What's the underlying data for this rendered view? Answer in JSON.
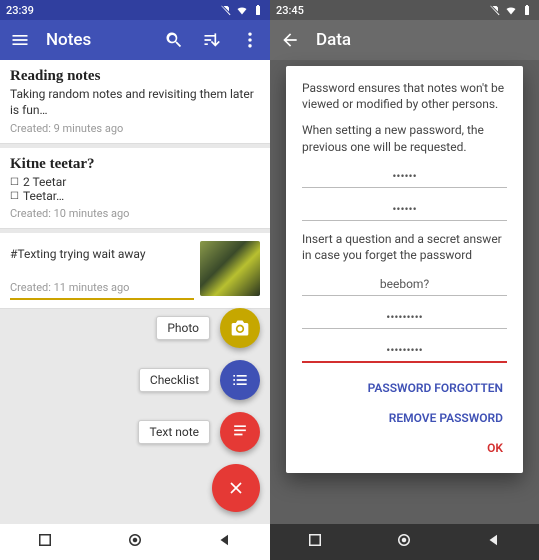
{
  "left": {
    "status_time": "23:39",
    "app_title": "Notes",
    "notes": [
      {
        "title": "Reading notes",
        "body": "Taking random notes and revisiting them later is fun…",
        "created": "Created: 9 minutes ago"
      },
      {
        "title": "Kitne teetar?",
        "check1": "2 Teetar",
        "check2": "Teetar…",
        "created": "Created: 10 minutes ago"
      },
      {
        "body": "#Texting trying wait away",
        "created": "Created: 11 minutes ago"
      }
    ],
    "fab": {
      "photo": "Photo",
      "checklist": "Checklist",
      "textnote": "Text note"
    }
  },
  "right": {
    "status_time": "23:45",
    "app_title": "Data",
    "dialog": {
      "p1": "Password ensures that notes won't be viewed or modified by other persons.",
      "p2": "When setting a new password, the previous one will be requested.",
      "pw1": "••••••",
      "pw2": "••••••",
      "p3": "Insert a question and a secret answer in case you forget the password",
      "question": "beebom?",
      "ans1": "•••••••••",
      "ans2": "•••••••••",
      "forgotten": "PASSWORD FORGOTTEN",
      "remove": "REMOVE PASSWORD",
      "ok": "OK"
    }
  }
}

========================================

— Directions for this task —
Leave the pictures out and output the rest of the listing exactly.

— Reply —
What's the underlying data for this rendered view? Answer in JSON.
{
  "left": {
    "status_time": "23:39",
    "app_title": "Notes",
    "notes": [
      {
        "title": "Reading notes",
        "body": "Taking random notes and revisiting them later is fun…",
        "created": "Created: 9 minutes ago"
      },
      {
        "title": "Kitne teetar?",
        "check1": "2 Teetar",
        "check2": "Teetar…",
        "created": "Created: 10 minutes ago"
      },
      {
        "body": "#Texting trying wait away",
        "created": "Created: 11 minutes ago"
      }
    ],
    "fab": {
      "photo": "Photo",
      "checklist": "Checklist",
      "textnote": "Text note"
    }
  },
  "right": {
    "status_time": "23:45",
    "app_title": "Data",
    "dialog": {
      "p1": "Password ensures that notes won't be viewed or modified by other persons.",
      "p2": "When setting a new password, the previous one will be requested.",
      "pw1": "••••••",
      "pw2": "••••••",
      "p3": "Insert a question and a secret answer in case you forget the password",
      "question": "beebom?",
      "ans1": "•••••••••",
      "ans2": "•••••••••",
      "forgotten": "PASSWORD FORGOTTEN",
      "remove": "REMOVE PASSWORD",
      "ok": "OK"
    }
  }
}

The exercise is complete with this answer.